*Selected text:*
The lined paper is quite sturdy and has a nice texture to it (not discernible in this awful, florescent lit photograph). I have no doubts it would stand up to a fountain pen. Why didn't I test this out? Well, that's where you come in. Welcome to the Second Official Strikethru Drawing For A Random Prize (SOSDFARP)*, in which you enter a drawing to win this journal by leaving a comment on this post. In your remarks, I hope you will consider sharing an experience in which you struggled with the dilemma of defacing a pristine notebook by actually writing in it. This is, I suspect, a universal dilemma among the pen and paper set.
There is a catch: if you win the drawing, you need to write in the notebook, and then provide me with the missing piece of this review -- how the paper stood up. I've got a good feeling about this thing-- it looks pretty major league-- but I need data to back this up. So promise you'll do that if you enter the drawing. I want to see some writing happening in this notebook. It doesn't deserve to be a trophy journal, tucked into your bookshelf next to other intimidating projects like Don DeLillo's Underworld.
Drawing will happen on December 15th. Journal will be mailed out end of that month. Hoping to see your notebook tale of woe down there in the comments.
For a proper review of this product, see the venerable Office Supply Geek Web site.
*Some time ago, I held the First Official Strikethru Drawing For A Random Prize (FOSDFARP), (note that due to an image overwriting snafu, you're seeing some entirely unrelated buttons in that post) in which was given away a set of typewriter buttons from The Regional Assembly of Text (ok, the typewriter buttons aren't specifically pictured in the Regional Assembly link either, but you get a better idea of what they looked like).
Sunday, November 8, 2009
What is 'literary' in the post-typewriter age?
HomeShoppingSpy declares trendy the motif of the typewriter as an element of design. (Easy, now. I know there is a keychopped ring in there. Let's set that aside for a moment.) This windy tome, as I recall, discusses typewriters as writerly talismans, accenting jewelry, soundtracks, and book covers to impart the fine mist of literary nostalgia upon the watcher or wearer. It's becoming a cliche, in fact, this notion of what is "literary:" Lone writer at a desk. Mid-20th century. America, or Europe, perhaps. Typewriter. Cigarette. A certain stylish cut to the clothes. It is something more than words.

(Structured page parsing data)

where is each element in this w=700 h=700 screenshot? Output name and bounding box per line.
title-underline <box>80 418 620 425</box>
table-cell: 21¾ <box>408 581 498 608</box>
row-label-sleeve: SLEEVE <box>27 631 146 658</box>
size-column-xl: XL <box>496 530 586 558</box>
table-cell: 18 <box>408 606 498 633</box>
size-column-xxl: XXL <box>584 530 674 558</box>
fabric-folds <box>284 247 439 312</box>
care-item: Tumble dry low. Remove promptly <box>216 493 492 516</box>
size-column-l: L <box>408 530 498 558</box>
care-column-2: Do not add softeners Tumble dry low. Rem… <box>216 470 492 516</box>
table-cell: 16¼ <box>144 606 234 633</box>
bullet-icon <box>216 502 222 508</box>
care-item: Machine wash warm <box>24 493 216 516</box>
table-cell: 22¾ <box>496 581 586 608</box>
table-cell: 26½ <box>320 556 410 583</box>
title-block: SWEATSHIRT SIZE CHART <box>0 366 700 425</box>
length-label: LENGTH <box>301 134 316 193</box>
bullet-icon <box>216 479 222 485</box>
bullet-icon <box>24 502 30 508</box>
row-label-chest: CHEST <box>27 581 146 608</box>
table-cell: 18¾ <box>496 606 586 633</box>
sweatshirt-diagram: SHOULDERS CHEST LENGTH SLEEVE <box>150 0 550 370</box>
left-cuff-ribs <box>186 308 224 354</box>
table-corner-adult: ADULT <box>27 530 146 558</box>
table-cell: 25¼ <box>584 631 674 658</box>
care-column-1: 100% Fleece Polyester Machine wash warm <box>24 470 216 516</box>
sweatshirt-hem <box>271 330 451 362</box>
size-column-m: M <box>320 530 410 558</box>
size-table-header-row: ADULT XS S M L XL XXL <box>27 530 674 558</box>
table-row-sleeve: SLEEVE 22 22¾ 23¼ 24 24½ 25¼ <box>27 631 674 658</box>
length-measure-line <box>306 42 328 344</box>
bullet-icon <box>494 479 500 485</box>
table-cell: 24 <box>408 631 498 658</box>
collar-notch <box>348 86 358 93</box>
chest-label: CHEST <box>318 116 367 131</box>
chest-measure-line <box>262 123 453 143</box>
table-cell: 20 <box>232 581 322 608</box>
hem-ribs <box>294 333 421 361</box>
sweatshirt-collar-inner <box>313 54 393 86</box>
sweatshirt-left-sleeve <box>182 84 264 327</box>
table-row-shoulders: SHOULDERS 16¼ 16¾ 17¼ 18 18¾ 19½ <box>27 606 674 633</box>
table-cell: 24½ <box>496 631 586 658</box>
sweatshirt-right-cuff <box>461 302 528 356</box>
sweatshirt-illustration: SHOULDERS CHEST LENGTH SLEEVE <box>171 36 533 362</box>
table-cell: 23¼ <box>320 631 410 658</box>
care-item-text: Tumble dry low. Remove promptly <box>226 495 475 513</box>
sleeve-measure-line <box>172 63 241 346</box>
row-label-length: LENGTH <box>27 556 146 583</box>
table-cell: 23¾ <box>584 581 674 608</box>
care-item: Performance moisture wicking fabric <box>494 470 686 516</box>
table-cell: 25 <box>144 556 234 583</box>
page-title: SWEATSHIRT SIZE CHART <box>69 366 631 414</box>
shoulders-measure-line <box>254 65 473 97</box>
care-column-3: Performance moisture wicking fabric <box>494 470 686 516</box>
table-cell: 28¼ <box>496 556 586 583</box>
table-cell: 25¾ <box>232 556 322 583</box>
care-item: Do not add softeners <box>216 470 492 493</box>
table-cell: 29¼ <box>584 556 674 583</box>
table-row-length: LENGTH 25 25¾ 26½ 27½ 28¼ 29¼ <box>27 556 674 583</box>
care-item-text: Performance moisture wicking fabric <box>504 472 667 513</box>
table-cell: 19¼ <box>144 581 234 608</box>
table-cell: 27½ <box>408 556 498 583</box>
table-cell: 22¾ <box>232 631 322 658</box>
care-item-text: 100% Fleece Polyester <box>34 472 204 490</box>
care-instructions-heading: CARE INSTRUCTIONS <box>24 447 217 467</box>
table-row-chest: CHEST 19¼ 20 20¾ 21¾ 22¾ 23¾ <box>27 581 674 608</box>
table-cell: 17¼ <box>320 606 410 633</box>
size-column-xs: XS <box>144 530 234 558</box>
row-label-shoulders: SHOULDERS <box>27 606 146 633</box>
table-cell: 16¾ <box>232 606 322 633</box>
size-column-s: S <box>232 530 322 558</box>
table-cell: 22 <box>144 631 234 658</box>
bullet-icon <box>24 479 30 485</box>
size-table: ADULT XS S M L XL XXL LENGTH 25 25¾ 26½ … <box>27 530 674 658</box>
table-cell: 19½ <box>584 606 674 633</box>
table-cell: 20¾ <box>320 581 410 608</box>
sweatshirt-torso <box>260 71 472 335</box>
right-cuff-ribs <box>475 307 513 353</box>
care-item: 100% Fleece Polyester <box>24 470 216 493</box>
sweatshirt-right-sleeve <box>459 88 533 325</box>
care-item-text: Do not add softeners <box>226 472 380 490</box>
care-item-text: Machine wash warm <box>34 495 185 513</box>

*Exercise tasks:*
1. Decide whether each statement agrees with the blog excerpt, answering yes or no and quoting the words from the excerpt that settle it: (a) The drawing is set for December 15th. (b) The author tested the notebook paper with a fountain pen. (c) The first drawing gave away a set of typewriter buttons.
2. According to the blog excerpt, when will the journal be mailed out?
3. Pick up the blog excerpt after its final sentence and keep writing in the same voice.
The data are not needed for any of the work here.

*Solved tasks:*
1.
(a) Yes: "Drawing will happen on December 15th."
(b) No: "Why didn't I test this out?"
(c) Yes: "in which was given away a set of typewriter buttons from The Regional Assembly of Text"

2. The journal will be mailed out at the end of December, the month of the drawing.

3.
Can one be 'literary' in sweatpants, writing on a Macbook? Can one be 'literary' tapping flash fiction on a T-Mobile Sidekick? I'd argue that the word is rooted in the now-romanticized idea of a writer in a sportscoat at a desk, 1950-something, typing away at a Smith Corona. Whatever we're doing now with our microblogged soundbites or .docx files or Skyped conversations is not literary, even if the result is literature.
Or is it?
Thursday, November 5, 2009
Snail mail, human kindness

Above and below are Silent Type thank-you cards from Jonathan & Helen, and Cajun Cleary, respectively, and I wanted to use them to point out the kind of sincerity and artistry that you aren't going to find in online correspondence. That's what the whole typecasting thing is about. (Cue violins.) Preserving some ephemeral record of writing and exchanging ideas. This kind of thing is slipping out of the world--we all know that. It's why we stubbornly insist on typing our Nanowrimo novels on a 50 lb. SG1, or taking the time to type up an afternoon conversation with a friend. I could link to every last typecaster out there to make this point, which is: we're all creating a collective and physical record of human exchange. 
And with that, I want to aptly end on the typewritten note on the back of Joe's photograph of the Silent Type magazine, a photographic print designed to last for generations, something that today's petabytes of e-mails, Tweets, and cell phone pictures can't confidently hope to achieve.